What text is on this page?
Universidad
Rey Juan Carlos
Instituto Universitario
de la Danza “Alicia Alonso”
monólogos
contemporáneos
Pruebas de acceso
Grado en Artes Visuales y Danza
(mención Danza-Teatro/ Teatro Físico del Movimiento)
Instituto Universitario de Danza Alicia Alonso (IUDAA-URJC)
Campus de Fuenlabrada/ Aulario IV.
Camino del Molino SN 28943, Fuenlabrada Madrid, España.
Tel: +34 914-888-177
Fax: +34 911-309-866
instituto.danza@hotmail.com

□ □ □ □ □

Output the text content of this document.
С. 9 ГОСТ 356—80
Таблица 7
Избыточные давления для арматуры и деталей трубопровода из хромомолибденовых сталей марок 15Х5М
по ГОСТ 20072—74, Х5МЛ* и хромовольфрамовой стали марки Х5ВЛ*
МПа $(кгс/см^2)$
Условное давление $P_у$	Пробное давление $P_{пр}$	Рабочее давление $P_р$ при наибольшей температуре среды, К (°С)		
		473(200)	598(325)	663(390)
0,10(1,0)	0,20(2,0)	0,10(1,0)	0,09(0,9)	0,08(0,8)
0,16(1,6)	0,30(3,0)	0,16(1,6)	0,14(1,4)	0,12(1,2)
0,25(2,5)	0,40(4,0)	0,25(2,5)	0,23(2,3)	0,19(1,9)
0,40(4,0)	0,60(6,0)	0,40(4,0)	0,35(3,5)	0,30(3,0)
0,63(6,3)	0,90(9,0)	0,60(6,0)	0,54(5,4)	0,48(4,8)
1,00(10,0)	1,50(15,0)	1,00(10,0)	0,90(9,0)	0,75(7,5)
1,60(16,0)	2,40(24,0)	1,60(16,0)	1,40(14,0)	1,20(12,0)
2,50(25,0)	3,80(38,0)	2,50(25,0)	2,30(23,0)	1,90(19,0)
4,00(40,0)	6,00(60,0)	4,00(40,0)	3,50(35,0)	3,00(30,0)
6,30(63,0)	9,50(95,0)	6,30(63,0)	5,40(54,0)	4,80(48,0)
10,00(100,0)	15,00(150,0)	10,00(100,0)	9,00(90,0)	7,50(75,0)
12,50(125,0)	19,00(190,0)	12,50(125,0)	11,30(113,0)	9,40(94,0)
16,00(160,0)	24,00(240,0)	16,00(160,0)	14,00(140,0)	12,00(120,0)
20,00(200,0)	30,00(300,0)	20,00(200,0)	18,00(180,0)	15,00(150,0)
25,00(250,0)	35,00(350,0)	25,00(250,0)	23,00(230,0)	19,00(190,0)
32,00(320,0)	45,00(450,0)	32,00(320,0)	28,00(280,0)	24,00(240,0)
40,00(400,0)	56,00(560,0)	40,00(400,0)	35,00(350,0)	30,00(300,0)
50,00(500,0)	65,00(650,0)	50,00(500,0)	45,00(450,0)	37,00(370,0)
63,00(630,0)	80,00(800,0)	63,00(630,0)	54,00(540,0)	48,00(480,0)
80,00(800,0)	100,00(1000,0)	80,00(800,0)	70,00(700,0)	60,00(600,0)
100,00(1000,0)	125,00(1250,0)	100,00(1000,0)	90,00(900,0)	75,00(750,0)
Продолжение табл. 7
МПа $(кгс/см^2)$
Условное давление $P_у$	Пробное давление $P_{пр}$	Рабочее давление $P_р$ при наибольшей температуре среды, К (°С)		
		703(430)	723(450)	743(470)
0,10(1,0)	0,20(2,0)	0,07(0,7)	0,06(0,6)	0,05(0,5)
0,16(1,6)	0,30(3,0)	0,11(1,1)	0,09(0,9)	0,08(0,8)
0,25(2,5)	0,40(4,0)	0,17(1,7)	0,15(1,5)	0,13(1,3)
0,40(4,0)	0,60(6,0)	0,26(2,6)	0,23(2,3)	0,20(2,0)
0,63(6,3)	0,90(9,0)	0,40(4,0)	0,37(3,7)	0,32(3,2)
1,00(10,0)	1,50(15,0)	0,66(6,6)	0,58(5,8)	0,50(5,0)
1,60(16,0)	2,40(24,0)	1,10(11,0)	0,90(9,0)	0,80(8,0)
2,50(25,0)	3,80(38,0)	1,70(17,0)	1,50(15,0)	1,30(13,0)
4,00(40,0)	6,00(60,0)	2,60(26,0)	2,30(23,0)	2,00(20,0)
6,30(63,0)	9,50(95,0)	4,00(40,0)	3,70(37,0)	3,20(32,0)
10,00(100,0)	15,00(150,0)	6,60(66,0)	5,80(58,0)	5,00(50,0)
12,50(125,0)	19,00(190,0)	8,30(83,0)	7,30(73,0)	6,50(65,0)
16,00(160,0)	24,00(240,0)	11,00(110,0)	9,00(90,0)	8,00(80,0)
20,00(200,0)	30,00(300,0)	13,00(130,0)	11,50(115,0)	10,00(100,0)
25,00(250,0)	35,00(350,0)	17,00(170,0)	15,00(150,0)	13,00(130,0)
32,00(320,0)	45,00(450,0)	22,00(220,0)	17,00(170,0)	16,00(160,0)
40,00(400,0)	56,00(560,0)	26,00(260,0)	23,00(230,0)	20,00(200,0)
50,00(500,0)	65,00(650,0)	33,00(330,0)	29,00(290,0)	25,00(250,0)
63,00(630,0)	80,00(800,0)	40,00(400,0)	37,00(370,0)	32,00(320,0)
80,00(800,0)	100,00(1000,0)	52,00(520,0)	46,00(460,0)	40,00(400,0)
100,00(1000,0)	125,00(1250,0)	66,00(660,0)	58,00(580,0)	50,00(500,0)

□ □ □ □ □

● **WHAT IS REQUIRED**: State the count of lines that contain the string "ГОСТ". Nothing else is needed.

● **IN RESPONSE**: 2